*DIRECTIONS FOR THIS TASK*. Keep the pictures out of the copy and print all the entries below exactly.
------ STORED ROWS ------
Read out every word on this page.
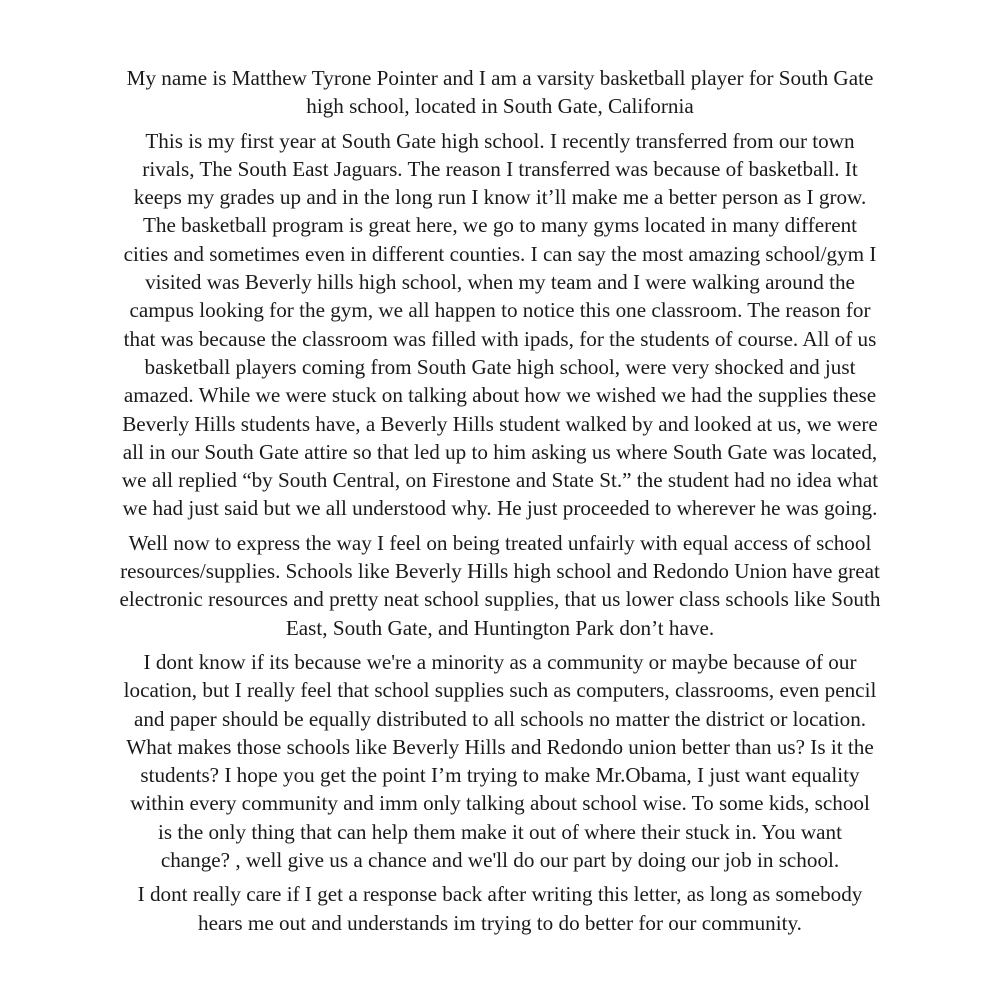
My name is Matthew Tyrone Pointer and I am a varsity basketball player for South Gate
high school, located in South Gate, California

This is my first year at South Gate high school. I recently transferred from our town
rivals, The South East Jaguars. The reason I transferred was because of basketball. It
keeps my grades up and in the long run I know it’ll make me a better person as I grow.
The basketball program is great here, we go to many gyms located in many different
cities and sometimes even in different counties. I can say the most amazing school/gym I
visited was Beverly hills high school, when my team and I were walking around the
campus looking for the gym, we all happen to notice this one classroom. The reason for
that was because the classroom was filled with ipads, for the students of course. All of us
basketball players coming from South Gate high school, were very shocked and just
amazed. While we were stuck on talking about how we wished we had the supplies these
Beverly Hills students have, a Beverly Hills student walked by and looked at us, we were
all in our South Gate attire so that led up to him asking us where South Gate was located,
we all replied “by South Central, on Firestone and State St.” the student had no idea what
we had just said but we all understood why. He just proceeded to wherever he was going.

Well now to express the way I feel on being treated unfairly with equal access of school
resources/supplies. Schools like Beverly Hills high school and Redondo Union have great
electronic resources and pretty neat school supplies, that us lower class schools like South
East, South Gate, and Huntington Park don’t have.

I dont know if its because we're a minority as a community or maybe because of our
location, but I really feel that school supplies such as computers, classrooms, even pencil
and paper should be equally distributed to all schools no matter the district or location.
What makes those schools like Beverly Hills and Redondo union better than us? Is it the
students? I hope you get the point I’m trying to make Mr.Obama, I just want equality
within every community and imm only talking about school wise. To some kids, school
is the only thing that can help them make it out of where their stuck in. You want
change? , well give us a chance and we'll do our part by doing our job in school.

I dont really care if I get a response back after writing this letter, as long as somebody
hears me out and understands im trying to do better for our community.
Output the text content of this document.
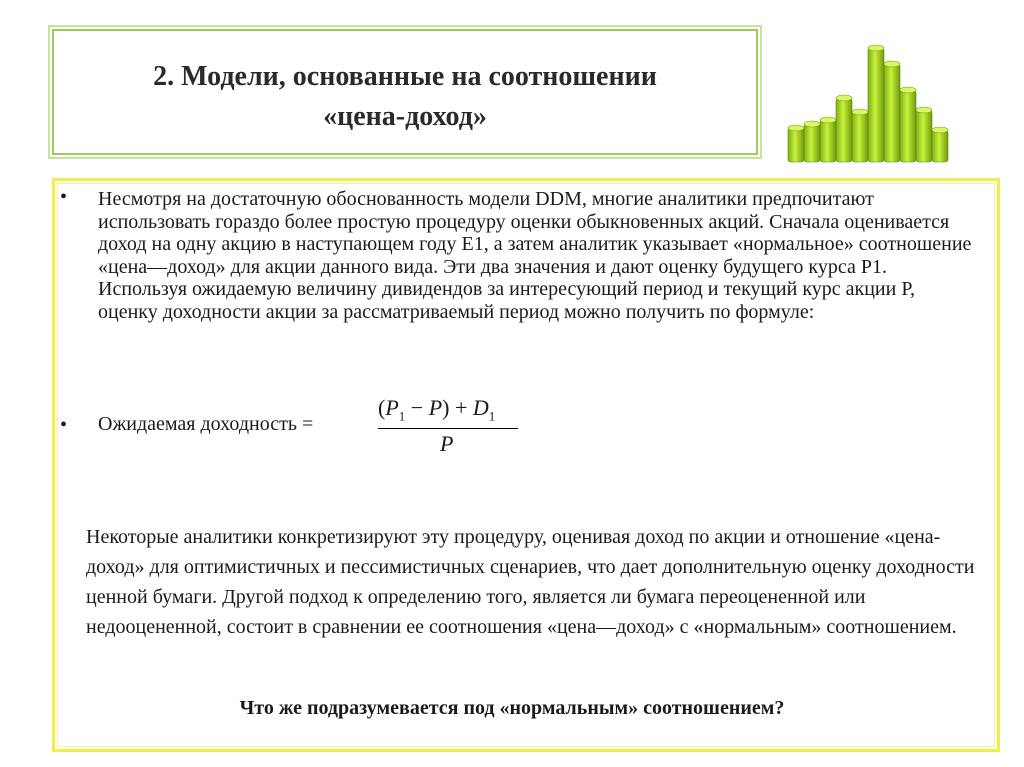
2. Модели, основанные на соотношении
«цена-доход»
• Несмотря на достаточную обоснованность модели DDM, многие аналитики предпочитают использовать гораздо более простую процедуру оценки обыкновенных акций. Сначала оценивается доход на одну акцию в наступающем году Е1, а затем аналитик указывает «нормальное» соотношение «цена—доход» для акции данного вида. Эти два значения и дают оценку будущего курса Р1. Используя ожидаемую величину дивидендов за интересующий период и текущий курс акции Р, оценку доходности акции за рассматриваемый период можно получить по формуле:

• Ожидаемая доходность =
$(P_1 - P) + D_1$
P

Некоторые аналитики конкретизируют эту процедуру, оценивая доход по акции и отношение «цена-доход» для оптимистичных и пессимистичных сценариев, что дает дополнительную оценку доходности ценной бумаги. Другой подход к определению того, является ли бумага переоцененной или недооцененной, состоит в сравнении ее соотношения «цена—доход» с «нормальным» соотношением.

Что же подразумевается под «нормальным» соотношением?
------
*WORKED SOLUTION*.
Read out every word on this page.
My name is Matthew Tyrone Pointer and I am a varsity basketball player for South Gate
high school, located in South Gate, California

This is my first year at South Gate high school. I recently transferred from our town
rivals, The South East Jaguars. The reason I transferred was because of basketball. It
keeps my grades up and in the long run I know it’ll make me a better person as I grow.
The basketball program is great here, we go to many gyms located in many different
cities and sometimes even in different counties. I can say the most amazing school/gym I
visited was Beverly hills high school, when my team and I were walking around the
campus looking for the gym, we all happen to notice this one classroom. The reason for
that was because the classroom was filled with ipads, for the students of course. All of us
basketball players coming from South Gate high school, were very shocked and just
amazed. While we were stuck on talking about how we wished we had the supplies these
Beverly Hills students have, a Beverly Hills student walked by and looked at us, we were
all in our South Gate attire so that led up to him asking us where South Gate was located,
we all replied “by South Central, on Firestone and State St.” the student had no idea what
we had just said but we all understood why. He just proceeded to wherever he was going.

Well now to express the way I feel on being treated unfairly with equal access of school
resources/supplies. Schools like Beverly Hills high school and Redondo Union have great
electronic resources and pretty neat school supplies, that us lower class schools like South
East, South Gate, and Huntington Park don’t have.

I dont know if its because we're a minority as a community or maybe because of our
location, but I really feel that school supplies such as computers, classrooms, even pencil
and paper should be equally distributed to all schools no matter the district or location.
What makes those schools like Beverly Hills and Redondo union better than us? Is it the
students? I hope you get the point I’m trying to make Mr.Obama, I just want equality
within every community and imm only talking about school wise. To some kids, school
is the only thing that can help them make it out of where their stuck in. You want
change? , well give us a chance and we'll do our part by doing our job in school.

I dont really care if I get a response back after writing this letter, as long as somebody
hears me out and understands im trying to do better for our community.
Output the text content of this document.
2. Модели, основанные на соотношении
«цена-доход»
• Несмотря на достаточную обоснованность модели DDM, многие аналитики предпочитают использовать гораздо более простую процедуру оценки обыкновенных акций. Сначала оценивается доход на одну акцию в наступающем году Е1, а затем аналитик указывает «нормальное» соотношение «цена—доход» для акции данного вида. Эти два значения и дают оценку будущего курса Р1. Используя ожидаемую величину дивидендов за интересующий период и текущий курс акции Р, оценку доходности акции за рассматриваемый период можно получить по формуле:

• Ожидаемая доходность =
$(P_1 - P) + D_1$
P

Некоторые аналитики конкретизируют эту процедуру, оценивая доход по акции и отношение «цена-доход» для оптимистичных и пессимистичных сценариев, что дает дополнительную оценку доходности ценной бумаги. Другой подход к определению того, является ли бумага переоцененной или недооцененной, состоит в сравнении ее соотношения «цена—доход» с «нормальным» соотношением.

Что же подразумевается под «нормальным» соотношением?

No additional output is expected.